→ **Given request**
Show every line that has the string "other" in it.

→ **Provided records**

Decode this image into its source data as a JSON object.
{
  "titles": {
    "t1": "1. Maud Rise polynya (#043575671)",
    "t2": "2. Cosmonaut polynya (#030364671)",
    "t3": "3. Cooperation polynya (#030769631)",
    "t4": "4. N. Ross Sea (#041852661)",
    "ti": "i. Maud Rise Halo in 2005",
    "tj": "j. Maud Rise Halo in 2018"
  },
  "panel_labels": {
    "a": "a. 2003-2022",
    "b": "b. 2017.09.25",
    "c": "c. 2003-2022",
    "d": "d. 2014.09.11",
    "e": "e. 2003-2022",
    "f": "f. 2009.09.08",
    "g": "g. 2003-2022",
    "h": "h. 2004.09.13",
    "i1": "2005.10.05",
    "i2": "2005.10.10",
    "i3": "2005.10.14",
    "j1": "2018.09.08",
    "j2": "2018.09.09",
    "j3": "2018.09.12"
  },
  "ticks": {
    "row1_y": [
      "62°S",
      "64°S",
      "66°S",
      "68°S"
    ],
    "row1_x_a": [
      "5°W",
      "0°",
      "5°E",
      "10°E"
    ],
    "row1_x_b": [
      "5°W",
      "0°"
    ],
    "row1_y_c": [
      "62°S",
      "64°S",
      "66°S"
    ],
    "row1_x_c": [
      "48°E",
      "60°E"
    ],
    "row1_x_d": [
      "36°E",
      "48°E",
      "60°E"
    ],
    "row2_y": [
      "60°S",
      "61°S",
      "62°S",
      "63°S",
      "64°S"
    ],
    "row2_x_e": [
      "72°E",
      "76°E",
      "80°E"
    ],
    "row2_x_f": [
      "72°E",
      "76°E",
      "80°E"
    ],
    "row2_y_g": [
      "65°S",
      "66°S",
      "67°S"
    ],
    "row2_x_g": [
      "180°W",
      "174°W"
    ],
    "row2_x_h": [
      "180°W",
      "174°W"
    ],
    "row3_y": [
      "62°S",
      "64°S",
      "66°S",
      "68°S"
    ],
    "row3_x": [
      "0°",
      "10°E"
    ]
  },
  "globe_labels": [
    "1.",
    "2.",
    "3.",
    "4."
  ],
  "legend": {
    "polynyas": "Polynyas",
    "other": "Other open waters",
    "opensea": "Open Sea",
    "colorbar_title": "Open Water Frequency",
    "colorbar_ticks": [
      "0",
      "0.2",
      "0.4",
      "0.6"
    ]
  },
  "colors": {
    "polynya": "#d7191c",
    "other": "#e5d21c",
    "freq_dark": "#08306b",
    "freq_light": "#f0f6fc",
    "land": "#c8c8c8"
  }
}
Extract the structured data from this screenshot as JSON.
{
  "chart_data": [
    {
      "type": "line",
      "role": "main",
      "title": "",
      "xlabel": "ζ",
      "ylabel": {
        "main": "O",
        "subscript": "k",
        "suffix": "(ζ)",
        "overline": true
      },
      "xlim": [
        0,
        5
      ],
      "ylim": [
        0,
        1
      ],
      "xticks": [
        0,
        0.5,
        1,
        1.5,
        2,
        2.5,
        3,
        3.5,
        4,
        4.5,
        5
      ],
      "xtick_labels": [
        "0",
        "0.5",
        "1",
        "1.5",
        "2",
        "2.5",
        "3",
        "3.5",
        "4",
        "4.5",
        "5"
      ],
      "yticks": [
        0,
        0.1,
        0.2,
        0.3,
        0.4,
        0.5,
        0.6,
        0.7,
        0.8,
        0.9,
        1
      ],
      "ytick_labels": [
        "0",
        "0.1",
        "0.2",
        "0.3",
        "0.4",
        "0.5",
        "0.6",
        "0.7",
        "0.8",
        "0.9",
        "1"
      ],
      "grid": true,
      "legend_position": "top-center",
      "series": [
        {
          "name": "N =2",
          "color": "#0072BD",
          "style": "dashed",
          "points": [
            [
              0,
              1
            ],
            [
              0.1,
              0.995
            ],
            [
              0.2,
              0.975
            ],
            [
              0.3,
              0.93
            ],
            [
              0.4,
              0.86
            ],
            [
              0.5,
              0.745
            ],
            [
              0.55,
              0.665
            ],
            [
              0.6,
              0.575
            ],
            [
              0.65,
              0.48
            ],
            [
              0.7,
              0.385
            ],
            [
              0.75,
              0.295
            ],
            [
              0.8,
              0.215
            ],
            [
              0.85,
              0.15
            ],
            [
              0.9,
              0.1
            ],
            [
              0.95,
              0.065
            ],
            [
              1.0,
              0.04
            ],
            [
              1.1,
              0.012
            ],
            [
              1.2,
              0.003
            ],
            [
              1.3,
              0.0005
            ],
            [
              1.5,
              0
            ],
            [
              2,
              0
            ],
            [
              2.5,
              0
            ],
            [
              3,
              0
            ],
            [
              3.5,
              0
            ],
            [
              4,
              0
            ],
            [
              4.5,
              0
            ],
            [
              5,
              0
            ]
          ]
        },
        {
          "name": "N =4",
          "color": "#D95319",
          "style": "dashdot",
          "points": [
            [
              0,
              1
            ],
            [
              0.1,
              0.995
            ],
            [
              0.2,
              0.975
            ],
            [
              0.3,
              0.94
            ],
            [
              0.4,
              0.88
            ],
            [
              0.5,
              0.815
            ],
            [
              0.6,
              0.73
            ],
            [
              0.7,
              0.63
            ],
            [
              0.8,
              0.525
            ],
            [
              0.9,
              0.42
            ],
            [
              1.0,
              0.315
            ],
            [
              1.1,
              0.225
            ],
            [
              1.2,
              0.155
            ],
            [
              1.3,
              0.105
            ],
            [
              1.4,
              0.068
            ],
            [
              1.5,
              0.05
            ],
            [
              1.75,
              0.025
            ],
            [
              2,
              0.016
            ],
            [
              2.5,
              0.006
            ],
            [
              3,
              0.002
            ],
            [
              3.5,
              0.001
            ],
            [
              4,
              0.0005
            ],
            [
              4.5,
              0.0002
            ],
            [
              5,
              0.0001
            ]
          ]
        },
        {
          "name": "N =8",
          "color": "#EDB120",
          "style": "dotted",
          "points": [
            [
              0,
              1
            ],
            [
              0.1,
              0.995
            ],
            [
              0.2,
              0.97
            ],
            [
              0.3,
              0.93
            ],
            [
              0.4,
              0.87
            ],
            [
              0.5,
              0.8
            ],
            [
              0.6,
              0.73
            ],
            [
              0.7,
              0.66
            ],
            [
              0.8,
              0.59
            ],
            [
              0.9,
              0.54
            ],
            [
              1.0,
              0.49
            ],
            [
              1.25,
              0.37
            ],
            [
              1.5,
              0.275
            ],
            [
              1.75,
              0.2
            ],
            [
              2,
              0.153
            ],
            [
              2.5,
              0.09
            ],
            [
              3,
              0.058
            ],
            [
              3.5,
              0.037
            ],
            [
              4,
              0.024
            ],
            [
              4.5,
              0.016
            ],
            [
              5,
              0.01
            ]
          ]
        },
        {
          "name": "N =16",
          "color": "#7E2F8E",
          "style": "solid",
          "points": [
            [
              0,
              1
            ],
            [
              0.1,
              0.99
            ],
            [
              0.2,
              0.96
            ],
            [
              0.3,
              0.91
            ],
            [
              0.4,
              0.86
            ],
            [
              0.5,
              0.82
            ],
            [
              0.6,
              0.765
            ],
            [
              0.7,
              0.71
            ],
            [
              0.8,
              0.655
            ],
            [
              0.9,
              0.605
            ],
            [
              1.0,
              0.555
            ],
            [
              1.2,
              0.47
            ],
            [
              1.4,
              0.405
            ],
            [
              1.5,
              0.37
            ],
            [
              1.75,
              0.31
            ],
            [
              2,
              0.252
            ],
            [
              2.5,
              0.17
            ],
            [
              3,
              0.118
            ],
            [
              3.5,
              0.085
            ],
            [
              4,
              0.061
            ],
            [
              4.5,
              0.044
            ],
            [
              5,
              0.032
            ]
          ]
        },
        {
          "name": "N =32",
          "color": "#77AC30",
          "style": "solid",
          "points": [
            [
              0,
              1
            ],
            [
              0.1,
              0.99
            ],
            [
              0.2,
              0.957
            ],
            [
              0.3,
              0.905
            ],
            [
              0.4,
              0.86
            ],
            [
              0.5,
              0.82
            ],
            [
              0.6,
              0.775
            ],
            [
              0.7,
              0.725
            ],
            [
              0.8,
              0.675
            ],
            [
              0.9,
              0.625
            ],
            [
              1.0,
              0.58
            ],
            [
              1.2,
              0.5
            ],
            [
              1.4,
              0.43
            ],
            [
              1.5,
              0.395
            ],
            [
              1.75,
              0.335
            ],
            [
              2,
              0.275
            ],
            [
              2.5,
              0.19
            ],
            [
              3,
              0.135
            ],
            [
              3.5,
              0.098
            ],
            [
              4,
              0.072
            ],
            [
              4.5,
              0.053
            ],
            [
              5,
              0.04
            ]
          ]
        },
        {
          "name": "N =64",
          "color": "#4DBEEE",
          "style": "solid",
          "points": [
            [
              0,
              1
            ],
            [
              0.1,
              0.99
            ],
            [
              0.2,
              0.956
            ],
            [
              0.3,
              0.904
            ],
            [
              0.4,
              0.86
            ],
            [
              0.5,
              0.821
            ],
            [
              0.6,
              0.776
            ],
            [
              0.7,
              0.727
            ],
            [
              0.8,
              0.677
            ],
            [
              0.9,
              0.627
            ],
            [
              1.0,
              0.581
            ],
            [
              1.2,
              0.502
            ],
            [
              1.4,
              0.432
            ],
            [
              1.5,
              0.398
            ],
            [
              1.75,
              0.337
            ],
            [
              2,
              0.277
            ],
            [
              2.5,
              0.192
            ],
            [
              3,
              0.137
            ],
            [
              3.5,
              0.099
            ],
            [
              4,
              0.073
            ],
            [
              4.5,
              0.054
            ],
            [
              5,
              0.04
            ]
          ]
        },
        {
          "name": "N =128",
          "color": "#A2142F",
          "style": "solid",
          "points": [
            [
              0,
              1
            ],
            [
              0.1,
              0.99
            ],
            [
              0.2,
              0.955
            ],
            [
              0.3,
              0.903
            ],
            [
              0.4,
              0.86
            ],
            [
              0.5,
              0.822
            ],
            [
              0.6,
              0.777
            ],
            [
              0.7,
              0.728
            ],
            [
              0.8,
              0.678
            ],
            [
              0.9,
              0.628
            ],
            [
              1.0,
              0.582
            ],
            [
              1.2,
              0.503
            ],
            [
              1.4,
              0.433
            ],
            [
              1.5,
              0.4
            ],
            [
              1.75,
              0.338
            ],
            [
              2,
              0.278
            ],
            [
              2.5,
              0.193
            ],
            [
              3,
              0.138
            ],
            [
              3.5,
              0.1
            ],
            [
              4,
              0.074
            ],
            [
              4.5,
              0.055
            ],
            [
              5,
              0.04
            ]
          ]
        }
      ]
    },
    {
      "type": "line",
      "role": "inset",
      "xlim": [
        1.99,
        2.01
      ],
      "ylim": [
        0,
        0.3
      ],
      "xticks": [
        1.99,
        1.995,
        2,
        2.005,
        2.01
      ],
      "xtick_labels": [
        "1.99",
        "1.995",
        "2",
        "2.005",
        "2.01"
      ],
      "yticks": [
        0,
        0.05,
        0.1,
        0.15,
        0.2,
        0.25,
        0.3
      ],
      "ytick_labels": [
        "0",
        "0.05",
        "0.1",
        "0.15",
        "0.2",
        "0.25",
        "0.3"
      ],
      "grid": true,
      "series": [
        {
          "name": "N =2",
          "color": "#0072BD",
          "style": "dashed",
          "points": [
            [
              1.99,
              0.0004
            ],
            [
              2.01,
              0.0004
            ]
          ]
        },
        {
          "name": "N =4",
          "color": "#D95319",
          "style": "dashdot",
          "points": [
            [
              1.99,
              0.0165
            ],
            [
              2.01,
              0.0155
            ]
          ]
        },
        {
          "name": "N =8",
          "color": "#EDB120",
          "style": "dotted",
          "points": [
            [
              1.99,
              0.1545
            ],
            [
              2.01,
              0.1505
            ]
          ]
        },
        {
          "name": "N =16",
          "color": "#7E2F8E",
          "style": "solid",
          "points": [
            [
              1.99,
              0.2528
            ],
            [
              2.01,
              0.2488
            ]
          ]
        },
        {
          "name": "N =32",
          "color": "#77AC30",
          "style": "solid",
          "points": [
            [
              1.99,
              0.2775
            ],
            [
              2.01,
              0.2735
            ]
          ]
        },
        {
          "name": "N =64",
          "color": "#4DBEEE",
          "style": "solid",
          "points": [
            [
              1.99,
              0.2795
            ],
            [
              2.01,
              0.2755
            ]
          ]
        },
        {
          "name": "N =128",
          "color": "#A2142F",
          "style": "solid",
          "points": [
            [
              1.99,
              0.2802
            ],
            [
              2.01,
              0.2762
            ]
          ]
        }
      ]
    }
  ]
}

→ **Written solution**
    "other": "Other open waters",
    "other": "#e5d21c",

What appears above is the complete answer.